- GOAL OF THE EXERCISE:
Pull every line from the items below and reproduce each one verbatim, leaving nothing out and changing nothing.

[start DATASET RECORDS]

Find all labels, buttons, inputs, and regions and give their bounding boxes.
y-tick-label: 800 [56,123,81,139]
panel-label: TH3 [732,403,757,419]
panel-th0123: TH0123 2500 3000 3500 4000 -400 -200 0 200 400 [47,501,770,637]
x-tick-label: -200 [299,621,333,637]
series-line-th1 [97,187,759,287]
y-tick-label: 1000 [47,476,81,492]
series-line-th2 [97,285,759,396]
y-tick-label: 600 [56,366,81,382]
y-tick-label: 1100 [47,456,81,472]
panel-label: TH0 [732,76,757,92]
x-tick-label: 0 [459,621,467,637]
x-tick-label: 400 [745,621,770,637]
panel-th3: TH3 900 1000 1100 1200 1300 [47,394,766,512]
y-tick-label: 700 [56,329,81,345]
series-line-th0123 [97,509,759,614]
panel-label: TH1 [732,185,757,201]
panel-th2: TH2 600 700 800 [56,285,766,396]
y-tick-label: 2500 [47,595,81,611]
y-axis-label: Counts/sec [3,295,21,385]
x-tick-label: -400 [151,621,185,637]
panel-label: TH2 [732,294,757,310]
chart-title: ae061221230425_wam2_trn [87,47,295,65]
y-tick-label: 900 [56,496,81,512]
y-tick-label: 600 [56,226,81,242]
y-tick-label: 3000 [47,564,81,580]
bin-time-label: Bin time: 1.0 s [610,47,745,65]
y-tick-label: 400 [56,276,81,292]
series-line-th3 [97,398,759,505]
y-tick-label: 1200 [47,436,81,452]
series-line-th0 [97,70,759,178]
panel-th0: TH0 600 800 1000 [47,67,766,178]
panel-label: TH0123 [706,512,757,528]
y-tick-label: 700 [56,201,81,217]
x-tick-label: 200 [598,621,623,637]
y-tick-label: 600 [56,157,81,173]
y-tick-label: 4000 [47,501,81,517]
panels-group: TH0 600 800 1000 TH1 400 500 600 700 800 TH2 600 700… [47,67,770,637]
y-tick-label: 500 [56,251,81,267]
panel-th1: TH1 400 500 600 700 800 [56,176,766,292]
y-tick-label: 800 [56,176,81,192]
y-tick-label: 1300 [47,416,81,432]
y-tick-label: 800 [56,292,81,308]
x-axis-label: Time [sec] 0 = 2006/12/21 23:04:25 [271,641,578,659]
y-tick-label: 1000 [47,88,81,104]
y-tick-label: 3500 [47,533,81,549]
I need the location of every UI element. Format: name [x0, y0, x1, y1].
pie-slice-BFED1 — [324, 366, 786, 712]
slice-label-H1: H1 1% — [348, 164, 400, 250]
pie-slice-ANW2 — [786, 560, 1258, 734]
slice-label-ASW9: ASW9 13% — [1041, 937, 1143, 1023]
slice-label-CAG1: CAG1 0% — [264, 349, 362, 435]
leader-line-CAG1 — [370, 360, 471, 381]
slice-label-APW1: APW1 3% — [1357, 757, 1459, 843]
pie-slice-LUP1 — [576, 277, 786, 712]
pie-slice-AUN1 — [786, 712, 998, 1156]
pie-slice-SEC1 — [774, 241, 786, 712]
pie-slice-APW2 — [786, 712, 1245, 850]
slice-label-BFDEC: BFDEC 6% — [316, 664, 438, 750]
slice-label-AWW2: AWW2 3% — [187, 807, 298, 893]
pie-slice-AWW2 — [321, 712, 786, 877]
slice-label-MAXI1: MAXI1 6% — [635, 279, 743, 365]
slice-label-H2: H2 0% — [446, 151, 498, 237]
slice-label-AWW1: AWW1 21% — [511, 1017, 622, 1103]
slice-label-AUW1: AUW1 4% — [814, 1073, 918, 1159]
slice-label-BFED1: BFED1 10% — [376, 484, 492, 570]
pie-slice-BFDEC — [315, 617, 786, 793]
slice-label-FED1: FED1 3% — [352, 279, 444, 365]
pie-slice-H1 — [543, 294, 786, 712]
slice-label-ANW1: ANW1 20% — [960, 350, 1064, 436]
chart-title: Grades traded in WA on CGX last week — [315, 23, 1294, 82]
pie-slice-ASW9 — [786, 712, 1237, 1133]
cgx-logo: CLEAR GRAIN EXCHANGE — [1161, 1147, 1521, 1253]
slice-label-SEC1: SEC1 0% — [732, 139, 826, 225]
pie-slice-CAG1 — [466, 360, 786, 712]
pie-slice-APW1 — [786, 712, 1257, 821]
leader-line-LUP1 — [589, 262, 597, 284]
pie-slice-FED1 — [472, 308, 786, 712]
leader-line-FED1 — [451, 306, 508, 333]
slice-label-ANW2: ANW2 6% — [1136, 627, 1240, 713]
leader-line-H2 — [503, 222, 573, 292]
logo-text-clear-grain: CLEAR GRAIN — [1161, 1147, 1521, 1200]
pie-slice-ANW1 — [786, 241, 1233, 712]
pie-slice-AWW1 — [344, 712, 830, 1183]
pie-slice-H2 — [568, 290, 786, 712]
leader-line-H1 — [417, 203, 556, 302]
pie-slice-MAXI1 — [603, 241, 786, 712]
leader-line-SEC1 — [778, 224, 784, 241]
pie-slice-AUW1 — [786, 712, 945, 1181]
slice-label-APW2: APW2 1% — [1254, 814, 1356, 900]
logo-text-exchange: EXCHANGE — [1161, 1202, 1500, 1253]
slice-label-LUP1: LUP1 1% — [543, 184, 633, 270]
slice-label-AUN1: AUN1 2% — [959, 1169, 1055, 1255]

[end DATASET RECORDS]

- SOLUTION TO THIS PROBLEM:
Find all labels, buttons, inputs, and regions and give their bounding boxes.
y-tick-label: 800 [56,123,81,139]
panel-label: TH3 [732,403,757,419]
panel-th0123: TH0123 2500 3000 3500 4000 -400 -200 0 200 400 [47,501,770,637]
x-tick-label: -200 [299,621,333,637]
series-line-th1 [97,187,759,287]
y-tick-label: 1000 [47,476,81,492]
series-line-th2 [97,285,759,396]
y-tick-label: 600 [56,366,81,382]
y-tick-label: 1100 [47,456,81,472]
panel-label: TH0 [732,76,757,92]
x-tick-label: 0 [459,621,467,637]
x-tick-label: 400 [745,621,770,637]
panel-th3: TH3 900 1000 1100 1200 1300 [47,394,766,512]
y-tick-label: 700 [56,329,81,345]
series-line-th0123 [97,509,759,614]
panel-label: TH1 [732,185,757,201]
panel-th2: TH2 600 700 800 [56,285,766,396]
y-tick-label: 2500 [47,595,81,611]
y-axis-label: Counts/sec [3,295,21,385]
x-tick-label: -400 [151,621,185,637]
panel-label: TH2 [732,294,757,310]
chart-title: ae061221230425_wam2_trn [87,47,295,65]
y-tick-label: 900 [56,496,81,512]
y-tick-label: 600 [56,226,81,242]
y-tick-label: 3000 [47,564,81,580]
bin-time-label: Bin time: 1.0 s [610,47,745,65]
y-tick-label: 400 [56,276,81,292]
series-line-th3 [97,398,759,505]
y-tick-label: 1200 [47,436,81,452]
series-line-th0 [97,70,759,178]
panel-th0: TH0 600 800 1000 [47,67,766,178]
panel-label: TH0123 [706,512,757,528]
y-tick-label: 700 [56,201,81,217]
x-tick-label: 200 [598,621,623,637]
y-tick-label: 600 [56,157,81,173]
y-tick-label: 4000 [47,501,81,517]
panels-group: TH0 600 800 1000 TH1 400 500 600 700 800 TH2 600 700… [47,67,770,637]
y-tick-label: 500 [56,251,81,267]
panel-th1: TH1 400 500 600 700 800 [56,176,766,292]
y-tick-label: 800 [56,176,81,192]
y-tick-label: 1300 [47,416,81,432]
y-tick-label: 800 [56,292,81,308]
x-axis-label: Time [sec] 0 = 2006/12/21 23:04:25 [271,641,578,659]
y-tick-label: 1000 [47,88,81,104]
y-tick-label: 3500 [47,533,81,549]
I need the location of every UI element. Format: name [x0, y0, x1, y1].
pie-slice-BFED1 — [324, 366, 786, 712]
slice-label-H1: H1 1% — [348, 164, 400, 250]
pie-slice-ANW2 — [786, 560, 1258, 734]
slice-label-ASW9: ASW9 13% — [1041, 937, 1143, 1023]
slice-label-CAG1: CAG1 0% — [264, 349, 362, 435]
leader-line-CAG1 — [370, 360, 471, 381]
slice-label-APW1: APW1 3% — [1357, 757, 1459, 843]
pie-slice-LUP1 — [576, 277, 786, 712]
pie-slice-AUN1 — [786, 712, 998, 1156]
pie-slice-SEC1 — [774, 241, 786, 712]
pie-slice-APW2 — [786, 712, 1245, 850]
slice-label-BFDEC: BFDEC 6% — [316, 664, 438, 750]
slice-label-AWW2: AWW2 3% — [187, 807, 298, 893]
pie-slice-AWW2 — [321, 712, 786, 877]
slice-label-MAXI1: MAXI1 6% — [635, 279, 743, 365]
slice-label-H2: H2 0% — [446, 151, 498, 237]
slice-label-AWW1: AWW1 21% — [511, 1017, 622, 1103]
slice-label-AUW1: AUW1 4% — [814, 1073, 918, 1159]
slice-label-BFED1: BFED1 10% — [376, 484, 492, 570]
pie-slice-BFDEC — [315, 617, 786, 793]
slice-label-FED1: FED1 3% — [352, 279, 444, 365]
pie-slice-H1 — [543, 294, 786, 712]
slice-label-ANW1: ANW1 20% — [960, 350, 1064, 436]
chart-title: Grades traded in WA on CGX last week — [315, 23, 1294, 82]
pie-slice-ASW9 — [786, 712, 1237, 1133]
cgx-logo: CLEAR GRAIN EXCHANGE — [1161, 1147, 1521, 1253]
slice-label-SEC1: SEC1 0% — [732, 139, 826, 225]
pie-slice-CAG1 — [466, 360, 786, 712]
pie-slice-APW1 — [786, 712, 1257, 821]
leader-line-LUP1 — [589, 262, 597, 284]
pie-slice-FED1 — [472, 308, 786, 712]
leader-line-FED1 — [451, 306, 508, 333]
slice-label-ANW2: ANW2 6% — [1136, 627, 1240, 713]
leader-line-H2 — [503, 222, 573, 292]
logo-text-clear-grain: CLEAR GRAIN — [1161, 1147, 1521, 1200]
pie-slice-ANW1 — [786, 241, 1233, 712]
pie-slice-AWW1 — [344, 712, 830, 1183]
pie-slice-H2 — [568, 290, 786, 712]
leader-line-H1 — [417, 203, 556, 302]
pie-slice-MAXI1 — [603, 241, 786, 712]
leader-line-SEC1 — [778, 224, 784, 241]
pie-slice-AUW1 — [786, 712, 945, 1181]
slice-label-APW2: APW2 1% — [1254, 814, 1356, 900]
logo-text-exchange: EXCHANGE — [1161, 1202, 1500, 1253]
slice-label-LUP1: LUP1 1% — [543, 184, 633, 270]
slice-label-AUN1: AUN1 2% — [959, 1169, 1055, 1255]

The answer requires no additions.